===== Record list =====

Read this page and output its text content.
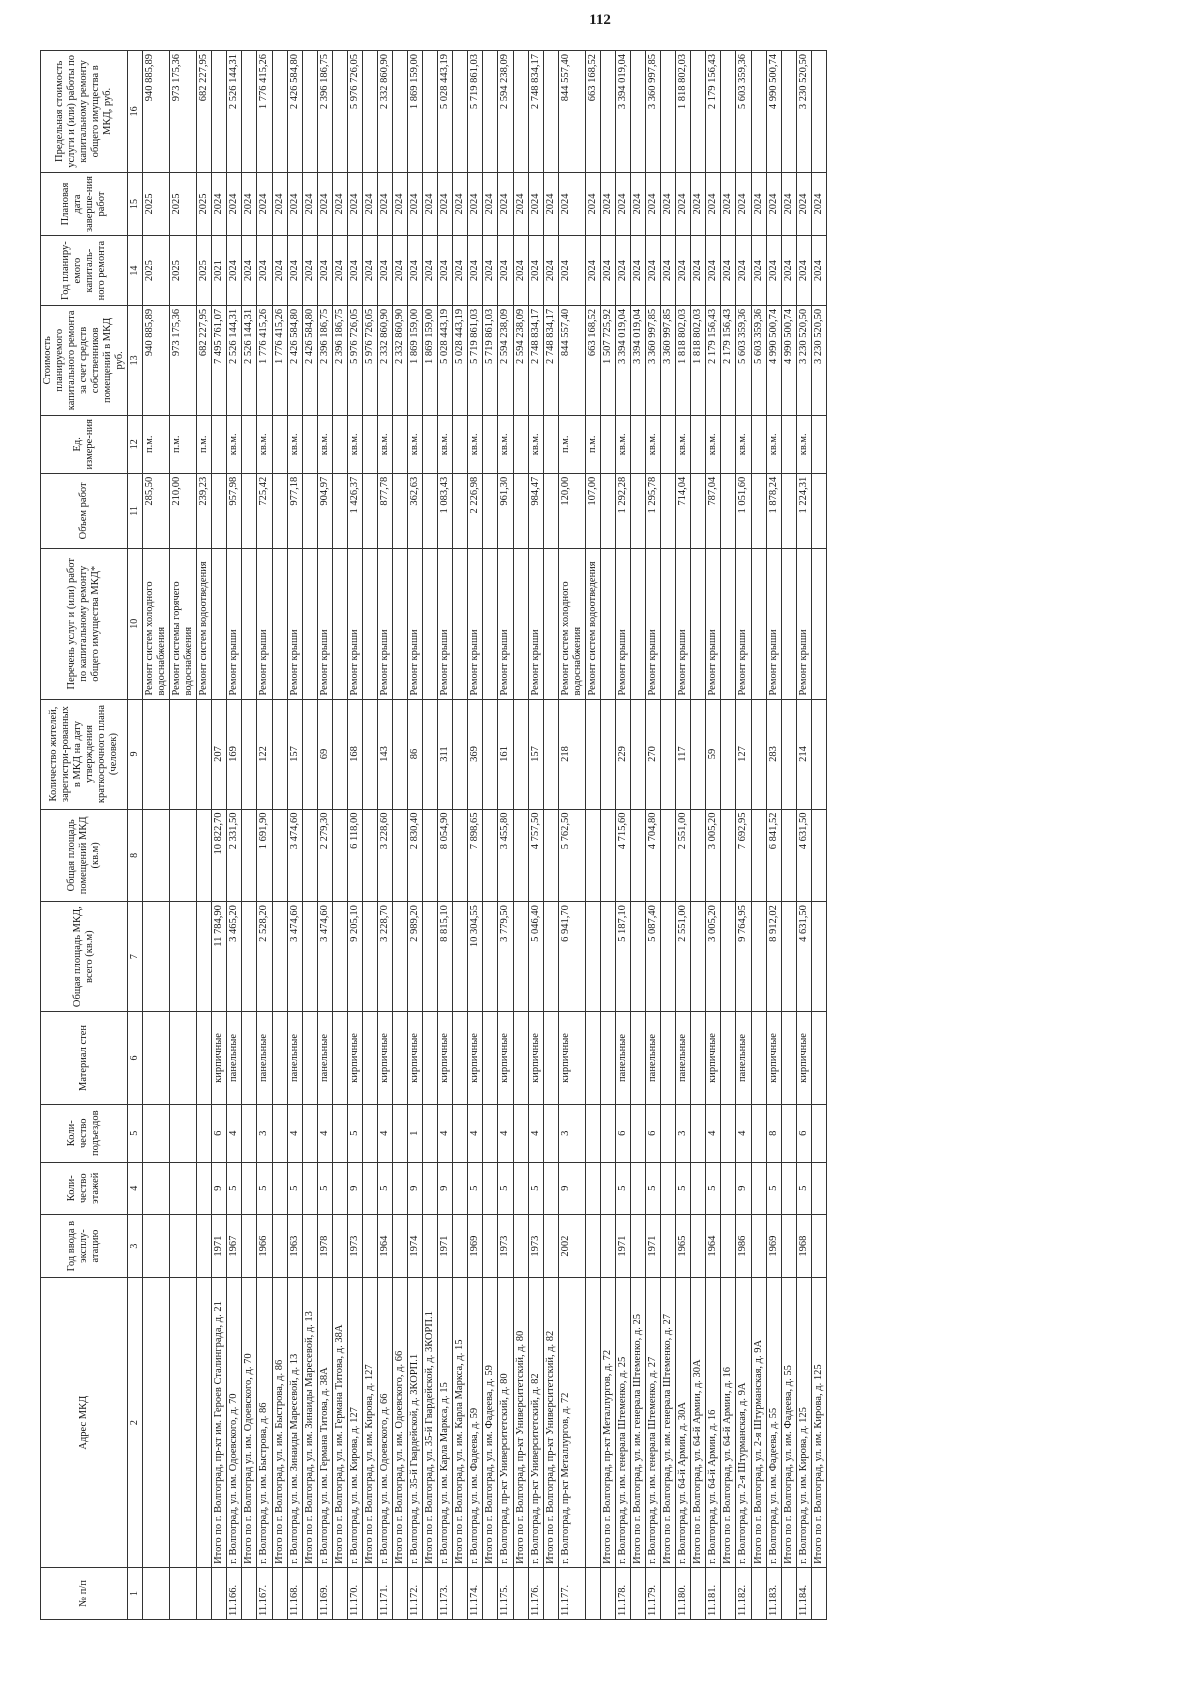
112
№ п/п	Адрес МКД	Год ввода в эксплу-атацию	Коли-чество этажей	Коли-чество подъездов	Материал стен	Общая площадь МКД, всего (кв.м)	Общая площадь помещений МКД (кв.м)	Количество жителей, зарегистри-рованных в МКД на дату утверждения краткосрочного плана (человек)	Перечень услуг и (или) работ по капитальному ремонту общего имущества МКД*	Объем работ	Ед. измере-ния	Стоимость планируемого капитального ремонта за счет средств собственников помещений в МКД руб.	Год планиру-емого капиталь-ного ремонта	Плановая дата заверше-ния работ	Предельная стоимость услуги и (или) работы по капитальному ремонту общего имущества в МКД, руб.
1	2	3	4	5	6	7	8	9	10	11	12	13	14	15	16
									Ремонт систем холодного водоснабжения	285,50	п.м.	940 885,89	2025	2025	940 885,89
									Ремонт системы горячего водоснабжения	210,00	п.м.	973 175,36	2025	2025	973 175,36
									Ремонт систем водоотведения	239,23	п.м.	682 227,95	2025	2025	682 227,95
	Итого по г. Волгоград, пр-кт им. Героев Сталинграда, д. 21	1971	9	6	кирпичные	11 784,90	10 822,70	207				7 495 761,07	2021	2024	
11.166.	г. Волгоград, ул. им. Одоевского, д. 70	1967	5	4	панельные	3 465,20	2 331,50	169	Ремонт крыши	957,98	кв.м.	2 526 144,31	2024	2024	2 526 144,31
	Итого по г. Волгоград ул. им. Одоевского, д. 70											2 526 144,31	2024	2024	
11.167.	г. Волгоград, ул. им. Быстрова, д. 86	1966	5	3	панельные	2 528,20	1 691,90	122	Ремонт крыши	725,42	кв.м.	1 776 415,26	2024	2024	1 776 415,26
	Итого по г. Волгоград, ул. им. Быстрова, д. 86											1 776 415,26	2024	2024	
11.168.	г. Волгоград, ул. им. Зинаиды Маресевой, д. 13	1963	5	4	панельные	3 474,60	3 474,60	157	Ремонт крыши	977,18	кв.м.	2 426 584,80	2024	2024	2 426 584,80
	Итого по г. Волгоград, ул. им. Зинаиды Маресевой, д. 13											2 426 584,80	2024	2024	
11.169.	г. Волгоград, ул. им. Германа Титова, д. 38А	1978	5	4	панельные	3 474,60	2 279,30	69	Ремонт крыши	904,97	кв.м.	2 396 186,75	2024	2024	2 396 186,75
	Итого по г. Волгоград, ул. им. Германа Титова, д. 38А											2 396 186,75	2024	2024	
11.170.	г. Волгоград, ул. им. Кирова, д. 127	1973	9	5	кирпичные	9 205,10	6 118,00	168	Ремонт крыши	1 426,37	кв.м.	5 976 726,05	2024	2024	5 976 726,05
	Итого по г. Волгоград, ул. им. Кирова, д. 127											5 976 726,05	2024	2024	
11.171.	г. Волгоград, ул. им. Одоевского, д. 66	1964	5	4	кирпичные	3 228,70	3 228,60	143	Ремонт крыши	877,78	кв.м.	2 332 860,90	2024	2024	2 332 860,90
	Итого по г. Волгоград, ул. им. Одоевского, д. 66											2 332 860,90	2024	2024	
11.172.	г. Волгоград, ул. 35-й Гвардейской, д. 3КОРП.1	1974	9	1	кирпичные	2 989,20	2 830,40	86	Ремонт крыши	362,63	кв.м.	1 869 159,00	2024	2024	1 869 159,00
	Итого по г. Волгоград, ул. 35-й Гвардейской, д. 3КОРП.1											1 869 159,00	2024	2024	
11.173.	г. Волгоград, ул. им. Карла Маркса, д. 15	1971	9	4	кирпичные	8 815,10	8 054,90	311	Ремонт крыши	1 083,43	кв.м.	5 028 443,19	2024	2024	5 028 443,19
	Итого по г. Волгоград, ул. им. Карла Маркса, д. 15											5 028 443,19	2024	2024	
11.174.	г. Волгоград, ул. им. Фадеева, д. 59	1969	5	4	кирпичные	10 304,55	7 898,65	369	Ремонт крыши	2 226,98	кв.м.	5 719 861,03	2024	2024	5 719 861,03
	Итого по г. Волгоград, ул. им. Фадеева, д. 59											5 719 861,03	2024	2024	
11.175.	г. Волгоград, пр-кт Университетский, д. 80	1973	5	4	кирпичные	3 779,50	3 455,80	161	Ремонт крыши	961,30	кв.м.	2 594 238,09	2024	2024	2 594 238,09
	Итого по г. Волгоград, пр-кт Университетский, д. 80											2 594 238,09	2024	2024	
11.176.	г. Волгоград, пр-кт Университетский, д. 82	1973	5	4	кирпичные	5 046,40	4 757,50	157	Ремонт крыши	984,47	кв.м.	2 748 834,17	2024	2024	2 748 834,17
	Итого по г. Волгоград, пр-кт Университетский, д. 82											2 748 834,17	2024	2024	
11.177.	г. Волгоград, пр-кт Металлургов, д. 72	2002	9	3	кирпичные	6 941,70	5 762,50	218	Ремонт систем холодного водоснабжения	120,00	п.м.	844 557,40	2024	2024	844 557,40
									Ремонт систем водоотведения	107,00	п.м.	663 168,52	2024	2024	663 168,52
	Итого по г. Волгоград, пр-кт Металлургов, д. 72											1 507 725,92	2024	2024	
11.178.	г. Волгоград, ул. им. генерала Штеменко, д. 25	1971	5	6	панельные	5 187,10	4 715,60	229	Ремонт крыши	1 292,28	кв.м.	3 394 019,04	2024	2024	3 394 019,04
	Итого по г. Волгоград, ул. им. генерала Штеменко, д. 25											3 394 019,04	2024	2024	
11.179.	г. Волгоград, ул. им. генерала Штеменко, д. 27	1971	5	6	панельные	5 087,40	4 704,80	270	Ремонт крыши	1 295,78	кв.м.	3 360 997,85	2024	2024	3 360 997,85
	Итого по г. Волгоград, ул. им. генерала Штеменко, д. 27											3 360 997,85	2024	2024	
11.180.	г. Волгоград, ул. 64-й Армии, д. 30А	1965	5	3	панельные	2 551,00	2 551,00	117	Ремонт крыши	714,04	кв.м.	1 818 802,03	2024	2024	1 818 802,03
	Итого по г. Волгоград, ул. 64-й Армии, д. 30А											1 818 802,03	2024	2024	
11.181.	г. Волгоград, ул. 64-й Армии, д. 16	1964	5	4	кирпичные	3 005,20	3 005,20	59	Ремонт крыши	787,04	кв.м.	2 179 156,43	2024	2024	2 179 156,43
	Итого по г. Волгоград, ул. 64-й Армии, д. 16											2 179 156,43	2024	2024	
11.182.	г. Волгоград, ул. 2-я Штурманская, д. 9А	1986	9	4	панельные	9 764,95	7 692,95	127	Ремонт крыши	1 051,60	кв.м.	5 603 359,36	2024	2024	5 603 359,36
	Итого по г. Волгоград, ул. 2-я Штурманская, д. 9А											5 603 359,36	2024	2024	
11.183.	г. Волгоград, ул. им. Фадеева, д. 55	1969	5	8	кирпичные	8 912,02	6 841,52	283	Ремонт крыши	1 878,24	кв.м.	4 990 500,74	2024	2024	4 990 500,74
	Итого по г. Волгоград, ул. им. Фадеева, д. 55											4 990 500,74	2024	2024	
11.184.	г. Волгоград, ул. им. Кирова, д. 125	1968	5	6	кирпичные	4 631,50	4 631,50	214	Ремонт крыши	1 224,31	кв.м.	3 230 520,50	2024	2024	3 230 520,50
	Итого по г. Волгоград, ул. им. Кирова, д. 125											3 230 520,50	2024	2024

=====

Objective
Your copy should hold every record word for word and none of the pictures.

In response
Read this page and output its text content.
112
№ п/п	Адрес МКД	Год ввода в эксплу-атацию	Коли-чество этажей	Коли-чество подъездов	Материал стен	Общая площадь МКД, всего (кв.м)	Общая площадь помещений МКД (кв.м)	Количество жителей, зарегистри-рованных в МКД на дату утверждения краткосрочного плана (человек)	Перечень услуг и (или) работ по капитальному ремонту общего имущества МКД*	Объем работ	Ед. измере-ния	Стоимость планируемого капитального ремонта за счет средств собственников помещений в МКД руб.	Год планиру-емого капиталь-ного ремонта	Плановая дата заверше-ния работ	Предельная стоимость услуги и (или) работы по капитальному ремонту общего имущества в МКД, руб.
1	2	3	4	5	6	7	8	9	10	11	12	13	14	15	16
									Ремонт систем холодного водоснабжения	285,50	п.м.	940 885,89	2025	2025	940 885,89
									Ремонт системы горячего водоснабжения	210,00	п.м.	973 175,36	2025	2025	973 175,36
									Ремонт систем водоотведения	239,23	п.м.	682 227,95	2025	2025	682 227,95
	Итого по г. Волгоград, пр-кт им. Героев Сталинграда, д. 21	1971	9	6	кирпичные	11 784,90	10 822,70	207				7 495 761,07	2021	2024	
11.166.	г. Волгоград, ул. им. Одоевского, д. 70	1967	5	4	панельные	3 465,20	2 331,50	169	Ремонт крыши	957,98	кв.м.	2 526 144,31	2024	2024	2 526 144,31
	Итого по г. Волгоград ул. им. Одоевского, д. 70											2 526 144,31	2024	2024	
11.167.	г. Волгоград, ул. им. Быстрова, д. 86	1966	5	3	панельные	2 528,20	1 691,90	122	Ремонт крыши	725,42	кв.м.	1 776 415,26	2024	2024	1 776 415,26
	Итого по г. Волгоград, ул. им. Быстрова, д. 86											1 776 415,26	2024	2024	
11.168.	г. Волгоград, ул. им. Зинаиды Маресевой, д. 13	1963	5	4	панельные	3 474,60	3 474,60	157	Ремонт крыши	977,18	кв.м.	2 426 584,80	2024	2024	2 426 584,80
	Итого по г. Волгоград, ул. им. Зинаиды Маресевой, д. 13											2 426 584,80	2024	2024	
11.169.	г. Волгоград, ул. им. Германа Титова, д. 38А	1978	5	4	панельные	3 474,60	2 279,30	69	Ремонт крыши	904,97	кв.м.	2 396 186,75	2024	2024	2 396 186,75
	Итого по г. Волгоград, ул. им. Германа Титова, д. 38А											2 396 186,75	2024	2024	
11.170.	г. Волгоград, ул. им. Кирова, д. 127	1973	9	5	кирпичные	9 205,10	6 118,00	168	Ремонт крыши	1 426,37	кв.м.	5 976 726,05	2024	2024	5 976 726,05
	Итого по г. Волгоград, ул. им. Кирова, д. 127											5 976 726,05	2024	2024	
11.171.	г. Волгоград, ул. им. Одоевского, д. 66	1964	5	4	кирпичные	3 228,70	3 228,60	143	Ремонт крыши	877,78	кв.м.	2 332 860,90	2024	2024	2 332 860,90
	Итого по г. Волгоград, ул. им. Одоевского, д. 66											2 332 860,90	2024	2024	
11.172.	г. Волгоград, ул. 35-й Гвардейской, д. 3КОРП.1	1974	9	1	кирпичные	2 989,20	2 830,40	86	Ремонт крыши	362,63	кв.м.	1 869 159,00	2024	2024	1 869 159,00
	Итого по г. Волгоград, ул. 35-й Гвардейской, д. 3КОРП.1											1 869 159,00	2024	2024	
11.173.	г. Волгоград, ул. им. Карла Маркса, д. 15	1971	9	4	кирпичные	8 815,10	8 054,90	311	Ремонт крыши	1 083,43	кв.м.	5 028 443,19	2024	2024	5 028 443,19
	Итого по г. Волгоград, ул. им. Карла Маркса, д. 15											5 028 443,19	2024	2024	
11.174.	г. Волгоград, ул. им. Фадеева, д. 59	1969	5	4	кирпичные	10 304,55	7 898,65	369	Ремонт крыши	2 226,98	кв.м.	5 719 861,03	2024	2024	5 719 861,03
	Итого по г. Волгоград, ул. им. Фадеева, д. 59											5 719 861,03	2024	2024	
11.175.	г. Волгоград, пр-кт Университетский, д. 80	1973	5	4	кирпичные	3 779,50	3 455,80	161	Ремонт крыши	961,30	кв.м.	2 594 238,09	2024	2024	2 594 238,09
	Итого по г. Волгоград, пр-кт Университетский, д. 80											2 594 238,09	2024	2024	
11.176.	г. Волгоград, пр-кт Университетский, д. 82	1973	5	4	кирпичные	5 046,40	4 757,50	157	Ремонт крыши	984,47	кв.м.	2 748 834,17	2024	2024	2 748 834,17
	Итого по г. Волгоград, пр-кт Университетский, д. 82											2 748 834,17	2024	2024	
11.177.	г. Волгоград, пр-кт Металлургов, д. 72	2002	9	3	кирпичные	6 941,70	5 762,50	218	Ремонт систем холодного водоснабжения	120,00	п.м.	844 557,40	2024	2024	844 557,40
									Ремонт систем водоотведения	107,00	п.м.	663 168,52	2024	2024	663 168,52
	Итого по г. Волгоград, пр-кт Металлургов, д. 72											1 507 725,92	2024	2024	
11.178.	г. Волгоград, ул. им. генерала Штеменко, д. 25	1971	5	6	панельные	5 187,10	4 715,60	229	Ремонт крыши	1 292,28	кв.м.	3 394 019,04	2024	2024	3 394 019,04
	Итого по г. Волгоград, ул. им. генерала Штеменко, д. 25											3 394 019,04	2024	2024	
11.179.	г. Волгоград, ул. им. генерала Штеменко, д. 27	1971	5	6	панельные	5 087,40	4 704,80	270	Ремонт крыши	1 295,78	кв.м.	3 360 997,85	2024	2024	3 360 997,85
	Итого по г. Волгоград, ул. им. генерала Штеменко, д. 27											3 360 997,85	2024	2024	
11.180.	г. Волгоград, ул. 64-й Армии, д. 30А	1965	5	3	панельные	2 551,00	2 551,00	117	Ремонт крыши	714,04	кв.м.	1 818 802,03	2024	2024	1 818 802,03
	Итого по г. Волгоград, ул. 64-й Армии, д. 30А											1 818 802,03	2024	2024	
11.181.	г. Волгоград, ул. 64-й Армии, д. 16	1964	5	4	кирпичные	3 005,20	3 005,20	59	Ремонт крыши	787,04	кв.м.	2 179 156,43	2024	2024	2 179 156,43
	Итого по г. Волгоград, ул. 64-й Армии, д. 16											2 179 156,43	2024	2024	
11.182.	г. Волгоград, ул. 2-я Штурманская, д. 9А	1986	9	4	панельные	9 764,95	7 692,95	127	Ремонт крыши	1 051,60	кв.м.	5 603 359,36	2024	2024	5 603 359,36
	Итого по г. Волгоград, ул. 2-я Штурманская, д. 9А											5 603 359,36	2024	2024	
11.183.	г. Волгоград, ул. им. Фадеева, д. 55	1969	5	8	кирпичные	8 912,02	6 841,52	283	Ремонт крыши	1 878,24	кв.м.	4 990 500,74	2024	2024	4 990 500,74
	Итого по г. Волгоград, ул. им. Фадеева, д. 55											4 990 500,74	2024	2024	
11.184.	г. Волгоград, ул. им. Кирова, д. 125	1968	5	6	кирпичные	4 631,50	4 631,50	214	Ремонт крыши	1 224,31	кв.м.	3 230 520,50	2024	2024	3 230 520,50
	Итого по г. Волгоград, ул. им. Кирова, д. 125											3 230 520,50	2024	2024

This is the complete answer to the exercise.